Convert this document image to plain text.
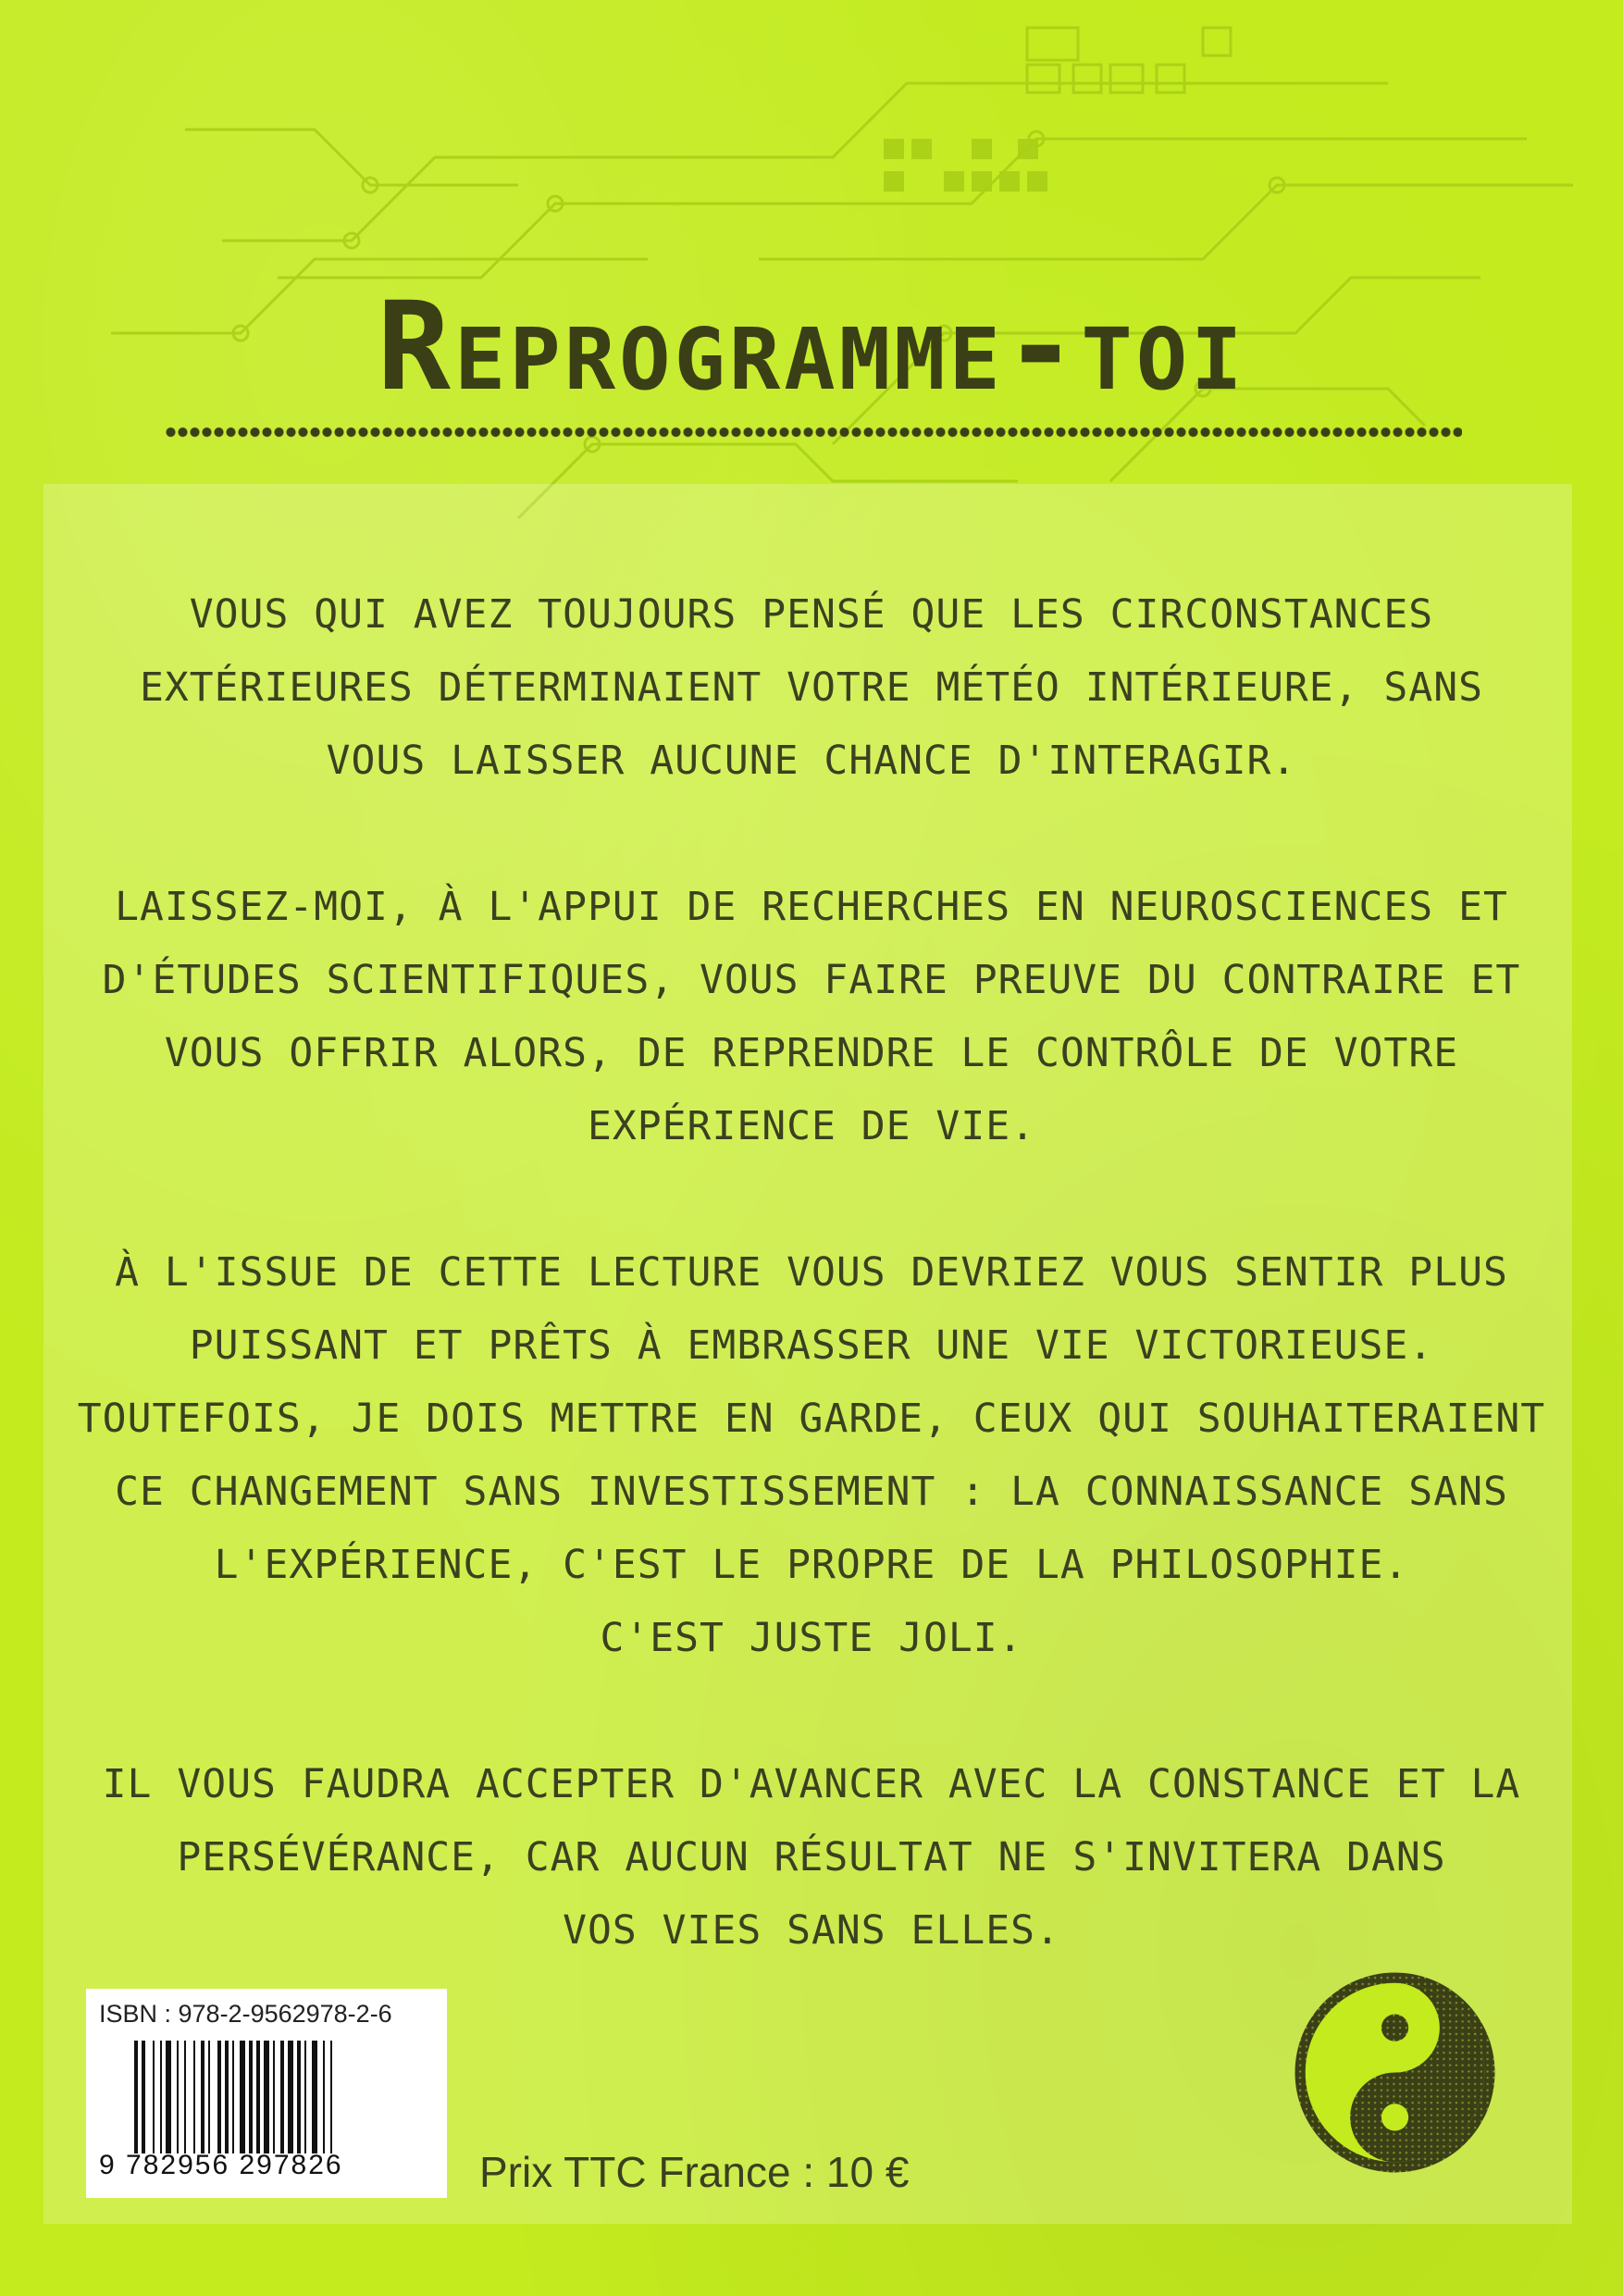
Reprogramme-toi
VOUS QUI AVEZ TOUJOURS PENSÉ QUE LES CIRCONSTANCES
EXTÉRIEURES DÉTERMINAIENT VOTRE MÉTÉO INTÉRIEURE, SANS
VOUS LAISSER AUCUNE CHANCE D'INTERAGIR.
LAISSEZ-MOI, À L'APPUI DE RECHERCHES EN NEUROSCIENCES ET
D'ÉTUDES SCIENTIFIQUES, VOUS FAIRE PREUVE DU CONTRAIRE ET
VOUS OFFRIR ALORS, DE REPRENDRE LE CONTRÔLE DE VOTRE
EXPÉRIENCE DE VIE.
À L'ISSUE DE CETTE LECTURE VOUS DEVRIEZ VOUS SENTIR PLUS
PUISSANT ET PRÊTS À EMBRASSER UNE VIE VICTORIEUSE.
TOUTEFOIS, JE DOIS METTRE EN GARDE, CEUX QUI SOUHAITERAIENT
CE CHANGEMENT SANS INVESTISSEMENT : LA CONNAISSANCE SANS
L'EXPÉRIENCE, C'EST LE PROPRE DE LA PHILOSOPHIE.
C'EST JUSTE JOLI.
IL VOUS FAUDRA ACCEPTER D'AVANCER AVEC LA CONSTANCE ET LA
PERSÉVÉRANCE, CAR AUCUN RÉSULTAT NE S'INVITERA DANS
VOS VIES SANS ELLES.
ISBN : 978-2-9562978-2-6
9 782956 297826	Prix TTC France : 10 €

* * *

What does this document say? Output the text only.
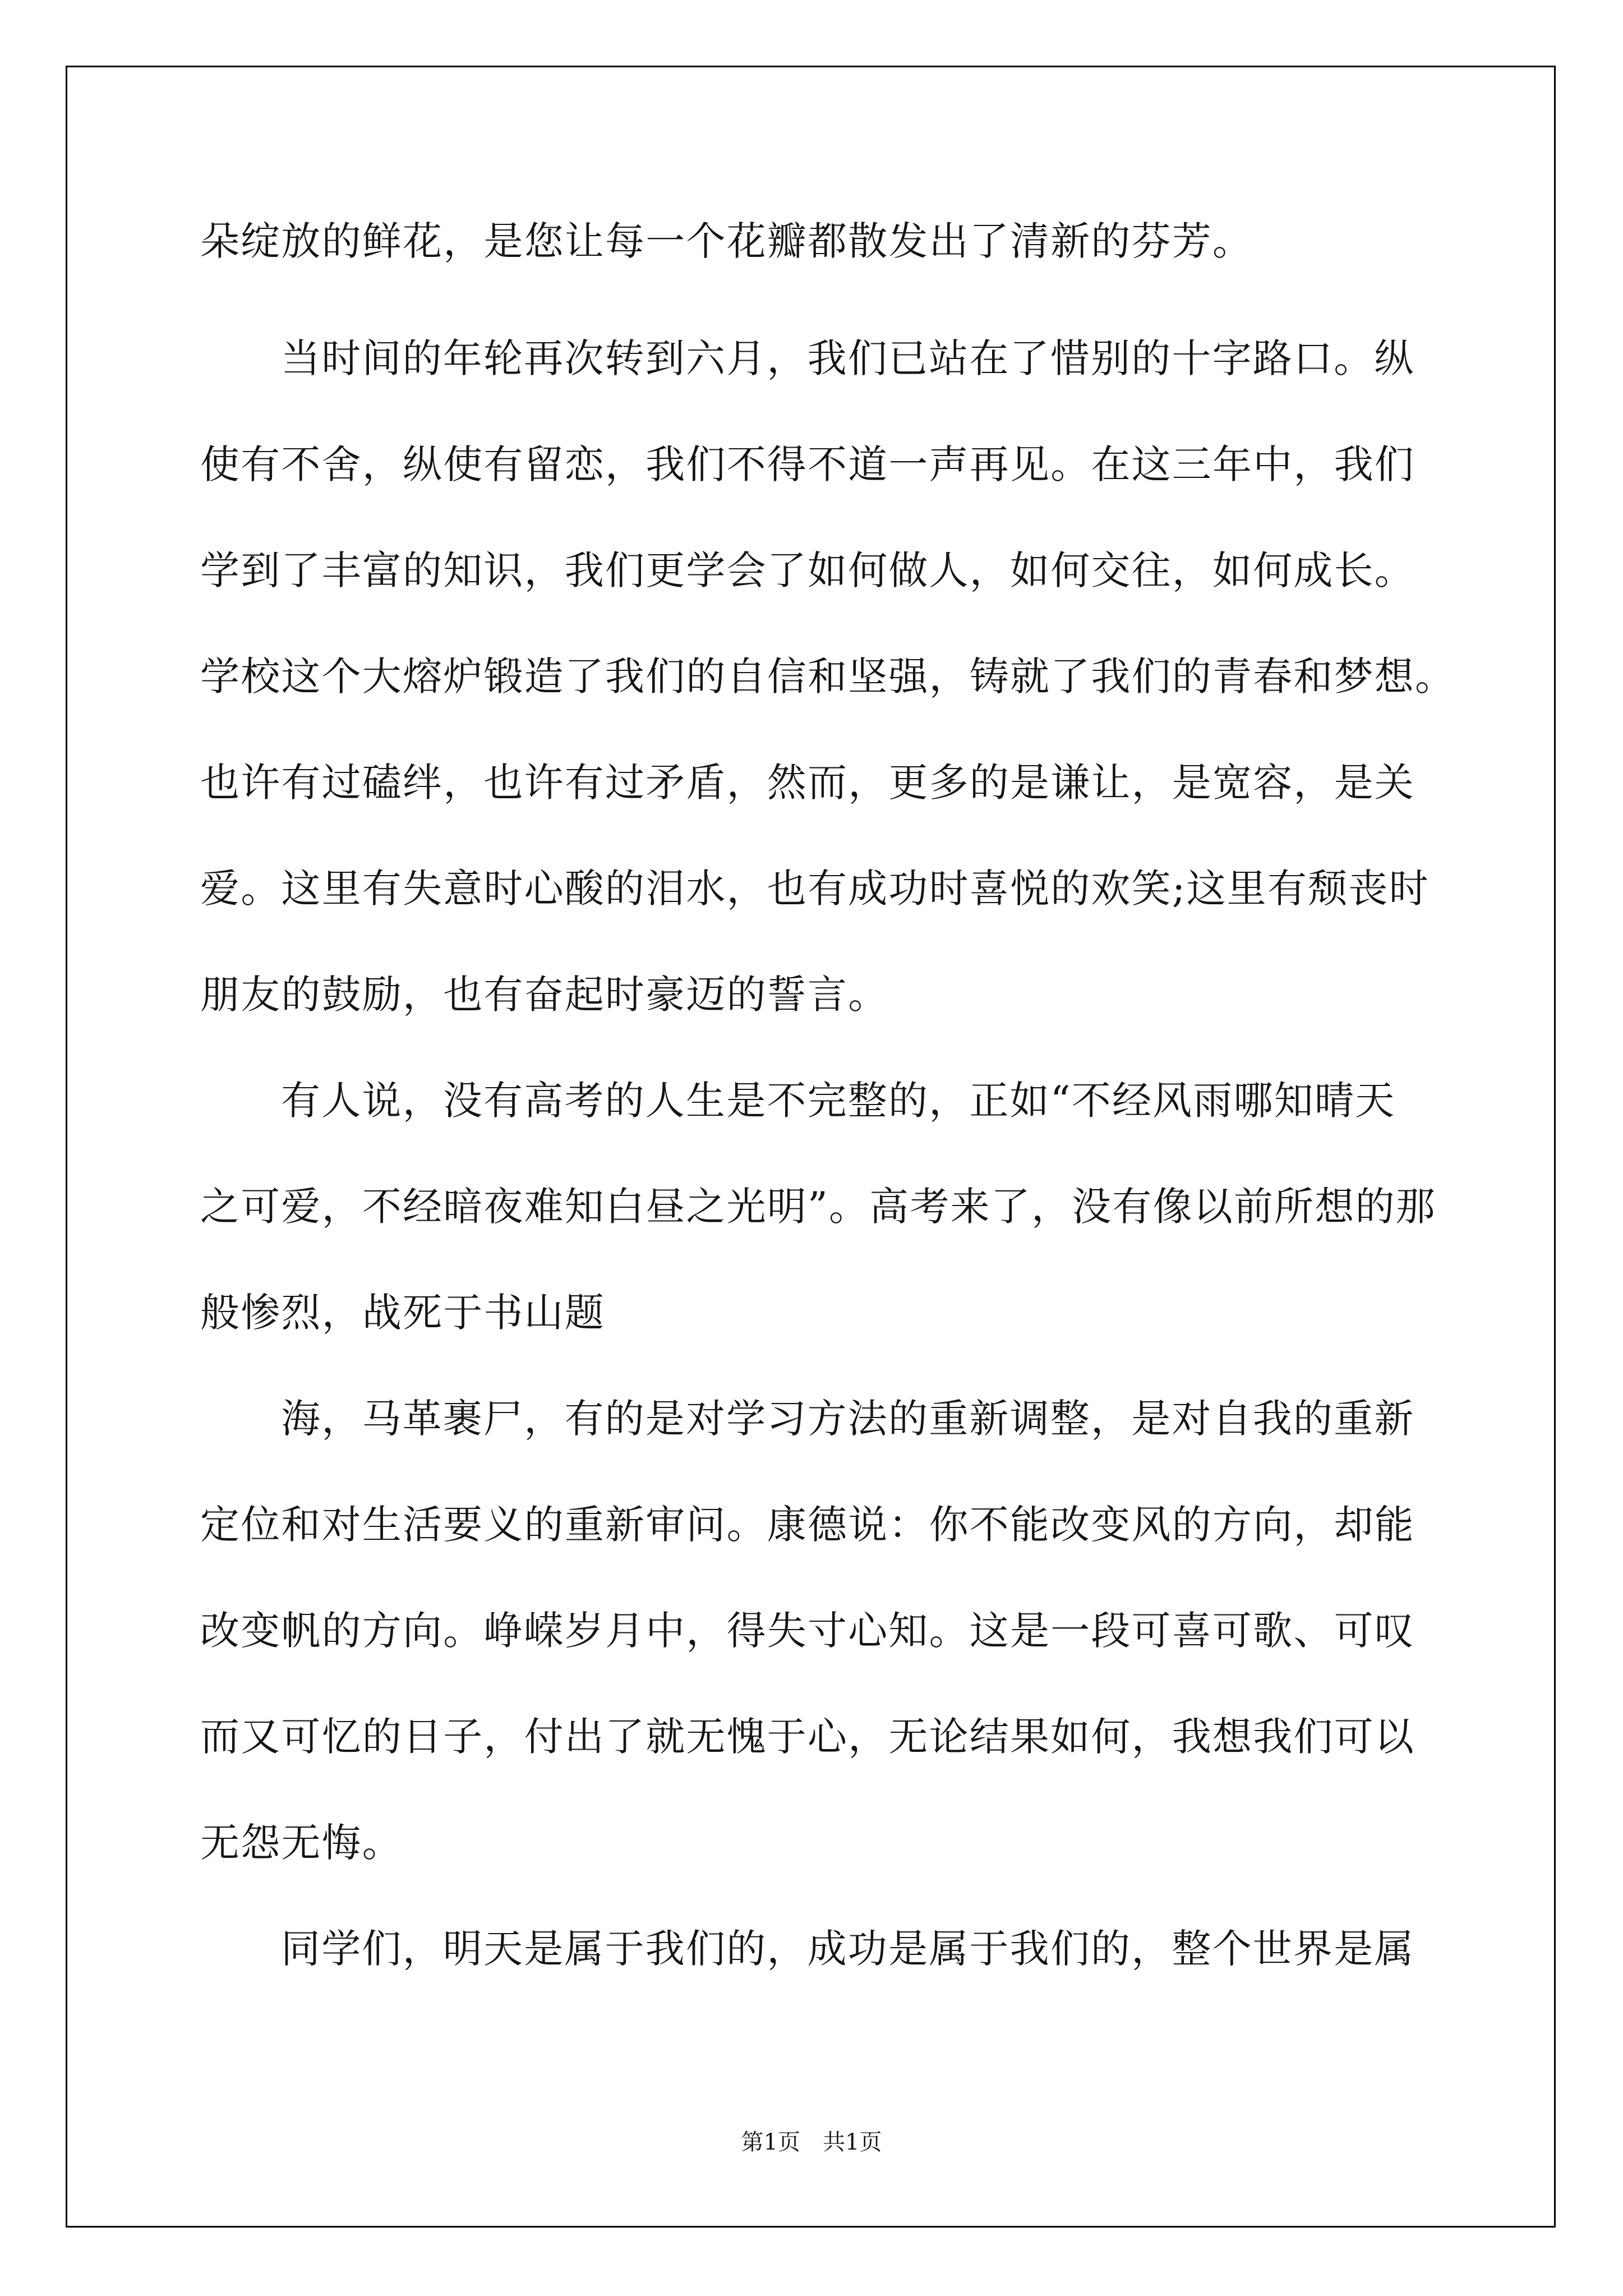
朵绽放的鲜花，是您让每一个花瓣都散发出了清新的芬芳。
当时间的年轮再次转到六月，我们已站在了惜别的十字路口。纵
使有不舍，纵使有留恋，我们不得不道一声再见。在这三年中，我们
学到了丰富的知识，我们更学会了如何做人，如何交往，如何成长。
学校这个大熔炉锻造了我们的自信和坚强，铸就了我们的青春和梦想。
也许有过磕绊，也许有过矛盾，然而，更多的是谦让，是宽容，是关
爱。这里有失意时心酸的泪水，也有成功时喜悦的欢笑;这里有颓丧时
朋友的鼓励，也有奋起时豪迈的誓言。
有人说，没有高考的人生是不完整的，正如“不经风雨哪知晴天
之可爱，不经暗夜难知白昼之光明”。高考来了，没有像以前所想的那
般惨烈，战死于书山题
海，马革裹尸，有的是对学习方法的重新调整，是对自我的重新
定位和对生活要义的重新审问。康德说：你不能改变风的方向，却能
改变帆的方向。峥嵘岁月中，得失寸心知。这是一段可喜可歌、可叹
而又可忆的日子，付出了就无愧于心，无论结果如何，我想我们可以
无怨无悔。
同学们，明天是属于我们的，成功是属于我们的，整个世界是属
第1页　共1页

==

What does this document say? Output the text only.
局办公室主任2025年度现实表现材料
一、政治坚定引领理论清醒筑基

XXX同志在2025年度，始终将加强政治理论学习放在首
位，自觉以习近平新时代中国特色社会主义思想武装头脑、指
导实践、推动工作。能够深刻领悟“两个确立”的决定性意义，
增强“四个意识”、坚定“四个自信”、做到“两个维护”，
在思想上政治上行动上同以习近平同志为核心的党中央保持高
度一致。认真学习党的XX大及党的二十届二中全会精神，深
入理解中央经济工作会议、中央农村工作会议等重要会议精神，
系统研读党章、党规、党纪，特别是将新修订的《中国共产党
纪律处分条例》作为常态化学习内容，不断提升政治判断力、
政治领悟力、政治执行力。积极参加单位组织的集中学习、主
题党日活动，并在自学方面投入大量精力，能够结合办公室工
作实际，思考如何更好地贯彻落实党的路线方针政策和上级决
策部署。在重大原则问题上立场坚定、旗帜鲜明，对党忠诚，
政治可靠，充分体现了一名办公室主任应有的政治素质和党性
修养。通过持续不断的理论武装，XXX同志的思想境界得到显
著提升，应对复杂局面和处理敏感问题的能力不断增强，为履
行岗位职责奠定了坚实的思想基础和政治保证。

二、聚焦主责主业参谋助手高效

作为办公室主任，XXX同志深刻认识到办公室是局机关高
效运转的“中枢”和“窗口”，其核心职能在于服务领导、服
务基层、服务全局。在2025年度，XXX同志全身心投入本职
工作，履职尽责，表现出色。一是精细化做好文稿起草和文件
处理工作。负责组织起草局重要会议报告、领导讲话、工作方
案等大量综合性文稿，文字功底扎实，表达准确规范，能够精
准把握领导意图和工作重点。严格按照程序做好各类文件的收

§ What to produce
How many lines in the listing contain "SANS"? Answer with the number alone.

§ Exercise answer
3